◆ GOAL OF THE EXERCISE: Type out the data exactly as given. Skip any image.

[Data entries]
* * * * * * * * *

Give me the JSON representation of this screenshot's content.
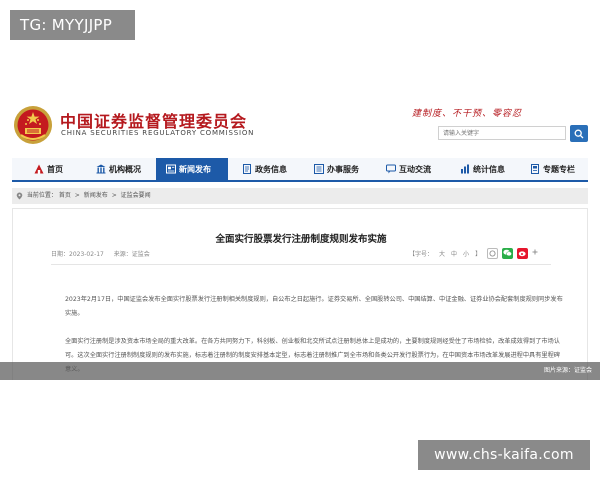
{
  "watermarks": {
    "tag": "TG: MYYJJPP",
    "site": "www.chs-kaifa.com"
  },
  "header": {
    "title": "中国证券监督管理委员会",
    "subtitle": "CHINA SECURITIES REGULATORY COMMISSION",
    "slogan": "建制度、不干预、零容忍",
    "search_placeholder": "请输入关键字"
  },
  "nav": {
    "items": [
      {
        "label": "首页",
        "icon": "home-icon"
      },
      {
        "label": "机构概况",
        "icon": "building-icon"
      },
      {
        "label": "新闻发布",
        "icon": "news-icon",
        "active": true
      },
      {
        "label": "政务信息",
        "icon": "document-icon"
      },
      {
        "label": "办事服务",
        "icon": "service-icon"
      },
      {
        "label": "互动交流",
        "icon": "chat-icon"
      },
      {
        "label": "统计信息",
        "icon": "stats-icon"
      },
      {
        "label": "专题专栏",
        "icon": "topic-icon"
      }
    ],
    "accent": "#1d5aa8",
    "brand": "#b5191e"
  },
  "breadcrumb": {
    "prefix": "当前位置：",
    "items": [
      "首页",
      "新闻发布",
      "证监会要闻"
    ],
    "separator": ">"
  },
  "article": {
    "title": "全面实行股票发行注册制度规则发布实施",
    "date": "日期：2023-02-17",
    "source": "来源：证监会",
    "font_label": "【字号：",
    "font_big": "大",
    "font_mid": "中",
    "font_small": "小",
    "font_close": "】",
    "paragraph1": "2023年2月17日，中国证监会发布全面实行股票发行注册制相关制度规则，自公布之日起施行。证券交易所、全国股转公司、中国结算、中证金融、证券业协会配套制度规则同步发布实施。",
    "paragraph2": "全面实行注册制是涉及资本市场全局的重大改革。在各方共同努力下，科创板、创业板和北交所试点注册制总体上是成功的，主要制度规则经受住了市场检验，改革成效得到了市场认可。这次全面实行注册制制度规则的发布实施，标志着注册制的制度安排基本定型，标志着注册制推广到全市场和各类公开发行股票行为，在中国资本市场改革发展进程中具有里程碑意义。"
  },
  "caption": "图片来源：证监会"
}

* * * * * * * * *

◆ WRITTEN RESPONSE:
Give me the JSON representation of this screenshot's content.
{
  "watermarks": {
    "tag": "TG: MYYJJPP",
    "site": "www.chs-kaifa.com"
  },
  "header": {
    "title": "中国证券监督管理委员会",
    "subtitle": "CHINA SECURITIES REGULATORY COMMISSION",
    "slogan": "建制度、不干预、零容忍",
    "search_placeholder": "请输入关键字"
  },
  "nav": {
    "items": [
      {
        "label": "首页",
        "icon": "home-icon"
      },
      {
        "label": "机构概况",
        "icon": "building-icon"
      },
      {
        "label": "新闻发布",
        "icon": "news-icon",
        "active": true
      },
      {
        "label": "政务信息",
        "icon": "document-icon"
      },
      {
        "label": "办事服务",
        "icon": "service-icon"
      },
      {
        "label": "互动交流",
        "icon": "chat-icon"
      },
      {
        "label": "统计信息",
        "icon": "stats-icon"
      },
      {
        "label": "专题专栏",
        "icon": "topic-icon"
      }
    ],
    "accent": "#1d5aa8",
    "brand": "#b5191e"
  },
  "breadcrumb": {
    "prefix": "当前位置：",
    "items": [
      "首页",
      "新闻发布",
      "证监会要闻"
    ],
    "separator": ">"
  },
  "article": {
    "title": "全面实行股票发行注册制度规则发布实施",
    "date": "日期：2023-02-17",
    "source": "来源：证监会",
    "font_label": "【字号：",
    "font_big": "大",
    "font_mid": "中",
    "font_small": "小",
    "font_close": "】",
    "paragraph1": "2023年2月17日，中国证监会发布全面实行股票发行注册制相关制度规则，自公布之日起施行。证券交易所、全国股转公司、中国结算、中证金融、证券业协会配套制度规则同步发布实施。",
    "paragraph2": "全面实行注册制是涉及资本市场全局的重大改革。在各方共同努力下，科创板、创业板和北交所试点注册制总体上是成功的，主要制度规则经受住了市场检验，改革成效得到了市场认可。这次全面实行注册制制度规则的发布实施，标志着注册制的制度安排基本定型，标志着注册制推广到全市场和各类公开发行股票行为，在中国资本市场改革发展进程中具有里程碑意义。"
  },
  "caption": "图片来源：证监会"
}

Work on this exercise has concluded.